Given exercise
Copy out every record precisely.

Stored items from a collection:
'''
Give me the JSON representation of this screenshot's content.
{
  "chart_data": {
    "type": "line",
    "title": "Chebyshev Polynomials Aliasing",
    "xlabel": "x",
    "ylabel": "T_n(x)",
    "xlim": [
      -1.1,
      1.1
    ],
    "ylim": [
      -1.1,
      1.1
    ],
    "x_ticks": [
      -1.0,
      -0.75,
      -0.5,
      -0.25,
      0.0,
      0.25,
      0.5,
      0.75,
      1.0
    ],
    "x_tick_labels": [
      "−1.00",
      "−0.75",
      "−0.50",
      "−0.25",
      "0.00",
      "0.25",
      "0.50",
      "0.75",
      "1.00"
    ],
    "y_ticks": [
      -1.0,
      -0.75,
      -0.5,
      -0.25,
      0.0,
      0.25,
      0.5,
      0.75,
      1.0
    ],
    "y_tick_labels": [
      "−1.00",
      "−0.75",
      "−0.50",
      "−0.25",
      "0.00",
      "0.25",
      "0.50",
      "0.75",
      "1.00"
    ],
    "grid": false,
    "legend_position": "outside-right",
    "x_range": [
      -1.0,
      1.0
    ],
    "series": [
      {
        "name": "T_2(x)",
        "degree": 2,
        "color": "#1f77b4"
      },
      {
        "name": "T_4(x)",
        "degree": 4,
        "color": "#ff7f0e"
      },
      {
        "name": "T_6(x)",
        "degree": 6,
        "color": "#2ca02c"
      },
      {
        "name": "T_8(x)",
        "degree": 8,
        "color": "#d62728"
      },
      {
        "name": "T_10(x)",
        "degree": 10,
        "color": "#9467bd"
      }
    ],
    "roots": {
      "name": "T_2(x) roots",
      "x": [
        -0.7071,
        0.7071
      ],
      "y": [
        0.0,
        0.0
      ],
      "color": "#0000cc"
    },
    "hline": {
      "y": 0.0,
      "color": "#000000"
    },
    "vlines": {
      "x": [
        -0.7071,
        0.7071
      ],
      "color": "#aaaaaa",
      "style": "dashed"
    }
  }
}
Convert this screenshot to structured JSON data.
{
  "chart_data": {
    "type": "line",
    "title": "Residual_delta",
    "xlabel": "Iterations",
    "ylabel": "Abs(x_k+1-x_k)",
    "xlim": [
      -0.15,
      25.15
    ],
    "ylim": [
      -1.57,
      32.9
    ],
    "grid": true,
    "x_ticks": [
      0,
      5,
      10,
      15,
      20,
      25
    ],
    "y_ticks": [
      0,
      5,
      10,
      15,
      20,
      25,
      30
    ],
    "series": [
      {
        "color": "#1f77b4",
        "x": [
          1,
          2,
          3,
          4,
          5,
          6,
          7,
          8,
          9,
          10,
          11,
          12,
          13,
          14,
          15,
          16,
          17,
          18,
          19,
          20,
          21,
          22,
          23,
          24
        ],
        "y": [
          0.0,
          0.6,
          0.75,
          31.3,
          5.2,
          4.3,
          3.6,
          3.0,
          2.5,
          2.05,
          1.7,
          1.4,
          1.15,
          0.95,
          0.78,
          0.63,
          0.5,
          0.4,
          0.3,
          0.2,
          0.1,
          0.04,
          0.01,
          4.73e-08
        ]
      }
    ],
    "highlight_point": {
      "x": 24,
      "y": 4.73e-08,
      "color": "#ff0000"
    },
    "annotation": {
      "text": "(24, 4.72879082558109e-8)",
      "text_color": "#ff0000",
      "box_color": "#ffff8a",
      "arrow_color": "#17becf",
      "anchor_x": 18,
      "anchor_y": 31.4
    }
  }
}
'''
Task response
Give me the JSON representation of this screenshot's content.
{
  "chart_data": {
    "type": "line",
    "title": "Chebyshev Polynomials Aliasing",
    "xlabel": "x",
    "ylabel": "T_n(x)",
    "xlim": [
      -1.1,
      1.1
    ],
    "ylim": [
      -1.1,
      1.1
    ],
    "x_ticks": [
      -1.0,
      -0.75,
      -0.5,
      -0.25,
      0.0,
      0.25,
      0.5,
      0.75,
      1.0
    ],
    "x_tick_labels": [
      "−1.00",
      "−0.75",
      "−0.50",
      "−0.25",
      "0.00",
      "0.25",
      "0.50",
      "0.75",
      "1.00"
    ],
    "y_ticks": [
      -1.0,
      -0.75,
      -0.5,
      -0.25,
      0.0,
      0.25,
      0.5,
      0.75,
      1.0
    ],
    "y_tick_labels": [
      "−1.00",
      "−0.75",
      "−0.50",
      "−0.25",
      "0.00",
      "0.25",
      "0.50",
      "0.75",
      "1.00"
    ],
    "grid": false,
    "legend_position": "outside-right",
    "x_range": [
      -1.0,
      1.0
    ],
    "series": [
      {
        "name": "T_2(x)",
        "degree": 2,
        "color": "#1f77b4"
      },
      {
        "name": "T_4(x)",
        "degree": 4,
        "color": "#ff7f0e"
      },
      {
        "name": "T_6(x)",
        "degree": 6,
        "color": "#2ca02c"
      },
      {
        "name": "T_8(x)",
        "degree": 8,
        "color": "#d62728"
      },
      {
        "name": "T_10(x)",
        "degree": 10,
        "color": "#9467bd"
      }
    ],
    "roots": {
      "name": "T_2(x) roots",
      "x": [
        -0.7071,
        0.7071
      ],
      "y": [
        0.0,
        0.0
      ],
      "color": "#0000cc"
    },
    "hline": {
      "y": 0.0,
      "color": "#000000"
    },
    "vlines": {
      "x": [
        -0.7071,
        0.7071
      ],
      "color": "#aaaaaa",
      "style": "dashed"
    }
  }
}
Convert this screenshot to structured JSON data.
{
  "chart_data": {
    "type": "line",
    "title": "Residual_delta",
    "xlabel": "Iterations",
    "ylabel": "Abs(x_k+1-x_k)",
    "xlim": [
      -0.15,
      25.15
    ],
    "ylim": [
      -1.57,
      32.9
    ],
    "grid": true,
    "x_ticks": [
      0,
      5,
      10,
      15,
      20,
      25
    ],
    "y_ticks": [
      0,
      5,
      10,
      15,
      20,
      25,
      30
    ],
    "series": [
      {
        "color": "#1f77b4",
        "x": [
          1,
          2,
          3,
          4,
          5,
          6,
          7,
          8,
          9,
          10,
          11,
          12,
          13,
          14,
          15,
          16,
          17,
          18,
          19,
          20,
          21,
          22,
          23,
          24
        ],
        "y": [
          0.0,
          0.6,
          0.75,
          31.3,
          5.2,
          4.3,
          3.6,
          3.0,
          2.5,
          2.05,
          1.7,
          1.4,
          1.15,
          0.95,
          0.78,
          0.63,
          0.5,
          0.4,
          0.3,
          0.2,
          0.1,
          0.04,
          0.01,
          4.73e-08
        ]
      }
    ],
    "highlight_point": {
      "x": 24,
      "y": 4.73e-08,
      "color": "#ff0000"
    },
    "annotation": {
      "text": "(24, 4.72879082558109e-8)",
      "text_color": "#ff0000",
      "box_color": "#ffff8a",
      "arrow_color": "#17becf",
      "anchor_x": 18,
      "anchor_y": 31.4
    }
  }
}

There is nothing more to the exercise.